### The request
Output all of the data below exactly as given.

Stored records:
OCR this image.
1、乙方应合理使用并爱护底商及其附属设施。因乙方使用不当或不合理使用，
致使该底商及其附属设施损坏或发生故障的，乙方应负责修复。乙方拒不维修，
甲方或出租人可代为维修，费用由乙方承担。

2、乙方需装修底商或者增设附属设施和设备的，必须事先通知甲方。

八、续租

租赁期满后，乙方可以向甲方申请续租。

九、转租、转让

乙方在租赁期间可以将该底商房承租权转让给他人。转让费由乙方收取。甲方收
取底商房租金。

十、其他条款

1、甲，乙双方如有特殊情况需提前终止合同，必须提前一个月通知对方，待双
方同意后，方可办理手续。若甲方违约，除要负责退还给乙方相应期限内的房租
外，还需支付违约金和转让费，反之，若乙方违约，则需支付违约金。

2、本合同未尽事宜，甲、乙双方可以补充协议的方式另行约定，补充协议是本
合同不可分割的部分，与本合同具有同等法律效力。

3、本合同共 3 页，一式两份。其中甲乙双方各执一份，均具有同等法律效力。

### Task result
OCR this image.
1、乙方应合理使用并爱护底商及其附属设施。因乙方使用不当或不合理使用，
致使该底商及其附属设施损坏或发生故障的，乙方应负责修复。乙方拒不维修，
甲方或出租人可代为维修，费用由乙方承担。

2、乙方需装修底商或者增设附属设施和设备的，必须事先通知甲方。

八、续租

租赁期满后，乙方可以向甲方申请续租。

九、转租、转让

乙方在租赁期间可以将该底商房承租权转让给他人。转让费由乙方收取。甲方收
取底商房租金。

十、其他条款

1、甲，乙双方如有特殊情况需提前终止合同，必须提前一个月通知对方，待双
方同意后，方可办理手续。若甲方违约，除要负责退还给乙方相应期限内的房租
外，还需支付违约金和转让费，反之，若乙方违约，则需支付违约金。

2、本合同未尽事宜，甲、乙双方可以补充协议的方式另行约定，补充协议是本
合同不可分割的部分，与本合同具有同等法律效力。

3、本合同共 3 页，一式两份。其中甲乙双方各执一份，均具有同等法律效力。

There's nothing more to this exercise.